**GOAL**
Every record below should be printed exactly as given.

Stored records
"""
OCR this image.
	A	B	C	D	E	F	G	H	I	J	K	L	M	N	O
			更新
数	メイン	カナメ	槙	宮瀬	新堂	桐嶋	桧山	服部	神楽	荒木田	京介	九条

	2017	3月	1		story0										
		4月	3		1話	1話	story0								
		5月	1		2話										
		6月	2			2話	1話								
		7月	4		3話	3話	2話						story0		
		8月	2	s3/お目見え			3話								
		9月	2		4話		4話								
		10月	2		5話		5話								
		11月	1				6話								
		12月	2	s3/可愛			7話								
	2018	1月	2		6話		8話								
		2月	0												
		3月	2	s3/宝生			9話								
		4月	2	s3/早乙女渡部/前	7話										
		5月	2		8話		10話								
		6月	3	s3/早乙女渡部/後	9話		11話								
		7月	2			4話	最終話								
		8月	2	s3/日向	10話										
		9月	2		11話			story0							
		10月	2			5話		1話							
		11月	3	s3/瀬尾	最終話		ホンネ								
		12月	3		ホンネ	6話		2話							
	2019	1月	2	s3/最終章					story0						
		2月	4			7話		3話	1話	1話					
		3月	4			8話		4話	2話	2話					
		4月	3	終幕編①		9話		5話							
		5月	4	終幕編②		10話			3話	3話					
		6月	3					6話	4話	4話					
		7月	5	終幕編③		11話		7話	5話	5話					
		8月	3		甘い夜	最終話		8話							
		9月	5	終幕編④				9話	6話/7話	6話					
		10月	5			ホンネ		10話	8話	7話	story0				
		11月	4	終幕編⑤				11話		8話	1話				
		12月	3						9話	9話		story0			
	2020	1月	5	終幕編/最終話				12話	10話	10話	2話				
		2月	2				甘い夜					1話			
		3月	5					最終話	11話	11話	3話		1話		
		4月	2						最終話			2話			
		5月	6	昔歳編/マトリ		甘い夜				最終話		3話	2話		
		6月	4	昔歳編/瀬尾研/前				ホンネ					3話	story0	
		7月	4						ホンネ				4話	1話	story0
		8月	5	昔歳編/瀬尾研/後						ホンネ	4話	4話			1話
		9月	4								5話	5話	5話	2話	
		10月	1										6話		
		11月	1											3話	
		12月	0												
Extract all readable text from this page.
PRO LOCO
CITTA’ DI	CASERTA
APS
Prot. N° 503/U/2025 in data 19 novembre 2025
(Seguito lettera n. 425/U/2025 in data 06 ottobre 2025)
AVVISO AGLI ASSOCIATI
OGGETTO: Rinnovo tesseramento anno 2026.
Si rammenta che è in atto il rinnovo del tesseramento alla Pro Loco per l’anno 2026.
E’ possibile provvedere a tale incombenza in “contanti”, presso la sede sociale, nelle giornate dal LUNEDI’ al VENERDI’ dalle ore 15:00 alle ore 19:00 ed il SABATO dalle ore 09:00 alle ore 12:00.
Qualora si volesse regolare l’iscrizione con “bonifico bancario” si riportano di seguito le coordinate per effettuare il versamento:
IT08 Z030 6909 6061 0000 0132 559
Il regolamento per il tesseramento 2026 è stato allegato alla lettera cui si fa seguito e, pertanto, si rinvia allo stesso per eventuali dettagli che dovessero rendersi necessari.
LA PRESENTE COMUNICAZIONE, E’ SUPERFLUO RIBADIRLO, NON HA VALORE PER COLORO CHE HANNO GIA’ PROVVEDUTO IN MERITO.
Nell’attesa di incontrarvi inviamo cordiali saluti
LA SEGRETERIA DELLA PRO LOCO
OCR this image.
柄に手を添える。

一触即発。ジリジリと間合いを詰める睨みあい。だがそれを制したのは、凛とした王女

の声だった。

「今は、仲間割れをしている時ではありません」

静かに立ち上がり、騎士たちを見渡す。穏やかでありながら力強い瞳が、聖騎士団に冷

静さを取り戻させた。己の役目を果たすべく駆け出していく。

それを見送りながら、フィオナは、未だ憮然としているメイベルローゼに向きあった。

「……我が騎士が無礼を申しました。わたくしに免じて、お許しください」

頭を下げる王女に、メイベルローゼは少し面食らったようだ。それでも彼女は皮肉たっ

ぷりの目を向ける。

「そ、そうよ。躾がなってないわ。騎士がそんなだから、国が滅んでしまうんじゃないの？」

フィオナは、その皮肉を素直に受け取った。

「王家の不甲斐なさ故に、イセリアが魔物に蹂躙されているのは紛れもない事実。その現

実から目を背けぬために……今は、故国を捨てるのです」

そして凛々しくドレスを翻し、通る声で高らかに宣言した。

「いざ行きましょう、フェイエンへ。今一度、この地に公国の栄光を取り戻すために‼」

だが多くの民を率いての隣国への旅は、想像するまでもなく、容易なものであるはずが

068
"""
**ANSWER FOR THIS EXERCISE**
OCR this image.
	A	B	C	D	E	F	G	H	I	J	K	L	M	N	O
			更新
数	メイン	カナメ	槙	宮瀬	新堂	桐嶋	桧山	服部	神楽	荒木田	京介	九条

	2017	3月	1		story0										
		4月	3		1話	1話	story0								
		5月	1		2話										
		6月	2			2話	1話								
		7月	4		3話	3話	2話						story0		
		8月	2	s3/お目見え			3話								
		9月	2		4話		4話								
		10月	2		5話		5話								
		11月	1				6話								
		12月	2	s3/可愛			7話								
	2018	1月	2		6話		8話								
		2月	0												
		3月	2	s3/宝生			9話								
		4月	2	s3/早乙女渡部/前	7話										
		5月	2		8話		10話								
		6月	3	s3/早乙女渡部/後	9話		11話								
		7月	2			4話	最終話								
		8月	2	s3/日向	10話										
		9月	2		11話			story0							
		10月	2			5話		1話							
		11月	3	s3/瀬尾	最終話		ホンネ								
		12月	3		ホンネ	6話		2話							
	2019	1月	2	s3/最終章					story0						
		2月	4			7話		3話	1話	1話					
		3月	4			8話		4話	2話	2話					
		4月	3	終幕編①		9話		5話							
		5月	4	終幕編②		10話			3話	3話					
		6月	3					6話	4話	4話					
		7月	5	終幕編③		11話		7話	5話	5話					
		8月	3		甘い夜	最終話		8話							
		9月	5	終幕編④				9話	6話/7話	6話					
		10月	5			ホンネ		10話	8話	7話	story0				
		11月	4	終幕編⑤				11話		8話	1話				
		12月	3						9話	9話		story0			
	2020	1月	5	終幕編/最終話				12話	10話	10話	2話				
		2月	2				甘い夜					1話			
		3月	5					最終話	11話	11話	3話		1話		
		4月	2						最終話			2話			
		5月	6	昔歳編/マトリ		甘い夜				最終話		3話	2話		
		6月	4	昔歳編/瀬尾研/前				ホンネ					3話	story0	
		7月	4						ホンネ				4話	1話	story0
		8月	5	昔歳編/瀬尾研/後						ホンネ	4話	4話			1話
		9月	4								5話	5話	5話	2話	
		10月	1										6話		
		11月	1											3話	
		12月	0												
Extract all readable text from this page.
PRO LOCO
CITTA’ DI	CASERTA
APS
Prot. N° 503/U/2025 in data 19 novembre 2025
(Seguito lettera n. 425/U/2025 in data 06 ottobre 2025)
AVVISO AGLI ASSOCIATI
OGGETTO: Rinnovo tesseramento anno 2026.
Si rammenta che è in atto il rinnovo del tesseramento alla Pro Loco per l’anno 2026.
E’ possibile provvedere a tale incombenza in “contanti”, presso la sede sociale, nelle giornate dal LUNEDI’ al VENERDI’ dalle ore 15:00 alle ore 19:00 ed il SABATO dalle ore 09:00 alle ore 12:00.
Qualora si volesse regolare l’iscrizione con “bonifico bancario” si riportano di seguito le coordinate per effettuare il versamento:
IT08 Z030 6909 6061 0000 0132 559
Il regolamento per il tesseramento 2026 è stato allegato alla lettera cui si fa seguito e, pertanto, si rinvia allo stesso per eventuali dettagli che dovessero rendersi necessari.
LA PRESENTE COMUNICAZIONE, E’ SUPERFLUO RIBADIRLO, NON HA VALORE PER COLORO CHE HANNO GIA’ PROVVEDUTO IN MERITO.
Nell’attesa di incontrarvi inviamo cordiali saluti
LA SEGRETERIA DELLA PRO LOCO
OCR this image.
柄に手を添える。

一触即発。ジリジリと間合いを詰める睨みあい。だがそれを制したのは、凛とした王女

の声だった。

「今は、仲間割れをしている時ではありません」

静かに立ち上がり、騎士たちを見渡す。穏やかでありながら力強い瞳が、聖騎士団に冷

静さを取り戻させた。己の役目を果たすべく駆け出していく。

それを見送りながら、フィオナは、未だ憮然としているメイベルローゼに向きあった。

「……我が騎士が無礼を申しました。わたくしに免じて、お許しください」

頭を下げる王女に、メイベルローゼは少し面食らったようだ。それでも彼女は皮肉たっ

ぷりの目を向ける。

「そ、そうよ。躾がなってないわ。騎士がそんなだから、国が滅んでしまうんじゃないの？」

フィオナは、その皮肉を素直に受け取った。

「王家の不甲斐なさ故に、イセリアが魔物に蹂躙されているのは紛れもない事実。その現

実から目を背けぬために……今は、故国を捨てるのです」

そして凛々しくドレスを翻し、通る声で高らかに宣言した。

「いざ行きましょう、フェイエンへ。今一度、この地に公国の栄光を取り戻すために‼」

だが多くの民を率いての隣国への旅は、想像するまでもなく、容易なものであるはずが

068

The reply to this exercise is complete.